TASK REQUIREMENTS:
Your task is to repeat the lines below exactly, excluding any pictures they contain.
— start —
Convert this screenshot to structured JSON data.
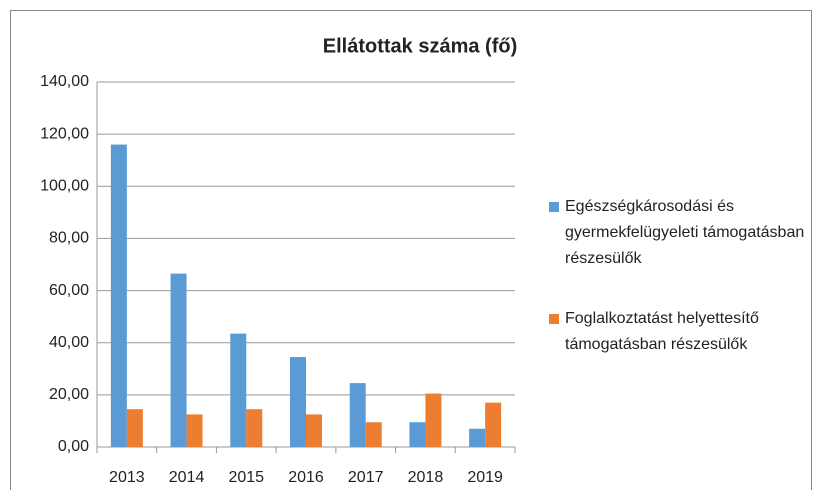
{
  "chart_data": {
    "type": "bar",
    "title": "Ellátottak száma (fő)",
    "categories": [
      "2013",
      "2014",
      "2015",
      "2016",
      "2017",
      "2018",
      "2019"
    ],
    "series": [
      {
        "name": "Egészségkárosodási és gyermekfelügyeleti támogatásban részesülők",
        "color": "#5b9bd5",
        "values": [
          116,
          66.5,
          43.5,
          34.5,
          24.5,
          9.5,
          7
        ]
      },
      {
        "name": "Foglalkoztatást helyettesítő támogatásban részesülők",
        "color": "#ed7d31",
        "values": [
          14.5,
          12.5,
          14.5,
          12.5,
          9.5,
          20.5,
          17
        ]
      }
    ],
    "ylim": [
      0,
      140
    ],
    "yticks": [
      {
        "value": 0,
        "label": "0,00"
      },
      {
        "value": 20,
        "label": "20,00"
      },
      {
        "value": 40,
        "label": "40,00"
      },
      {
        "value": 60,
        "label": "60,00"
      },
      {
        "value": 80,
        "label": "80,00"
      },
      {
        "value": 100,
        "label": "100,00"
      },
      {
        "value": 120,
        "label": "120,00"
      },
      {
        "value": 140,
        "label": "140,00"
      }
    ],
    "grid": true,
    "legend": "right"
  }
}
— end —
SOLUTION:
Convert this screenshot to structured JSON data.
{
  "chart_data": {
    "type": "bar",
    "title": "Ellátottak száma (fő)",
    "categories": [
      "2013",
      "2014",
      "2015",
      "2016",
      "2017",
      "2018",
      "2019"
    ],
    "series": [
      {
        "name": "Egészségkárosodási és gyermekfelügyeleti támogatásban részesülők",
        "color": "#5b9bd5",
        "values": [
          116,
          66.5,
          43.5,
          34.5,
          24.5,
          9.5,
          7
        ]
      },
      {
        "name": "Foglalkoztatást helyettesítő támogatásban részesülők",
        "color": "#ed7d31",
        "values": [
          14.5,
          12.5,
          14.5,
          12.5,
          9.5,
          20.5,
          17
        ]
      }
    ],
    "ylim": [
      0,
      140
    ],
    "yticks": [
      {
        "value": 0,
        "label": "0,00"
      },
      {
        "value": 20,
        "label": "20,00"
      },
      {
        "value": 40,
        "label": "40,00"
      },
      {
        "value": 60,
        "label": "60,00"
      },
      {
        "value": 80,
        "label": "80,00"
      },
      {
        "value": 100,
        "label": "100,00"
      },
      {
        "value": 120,
        "label": "120,00"
      },
      {
        "value": 140,
        "label": "140,00"
      }
    ],
    "grid": true,
    "legend": "right"
  }
}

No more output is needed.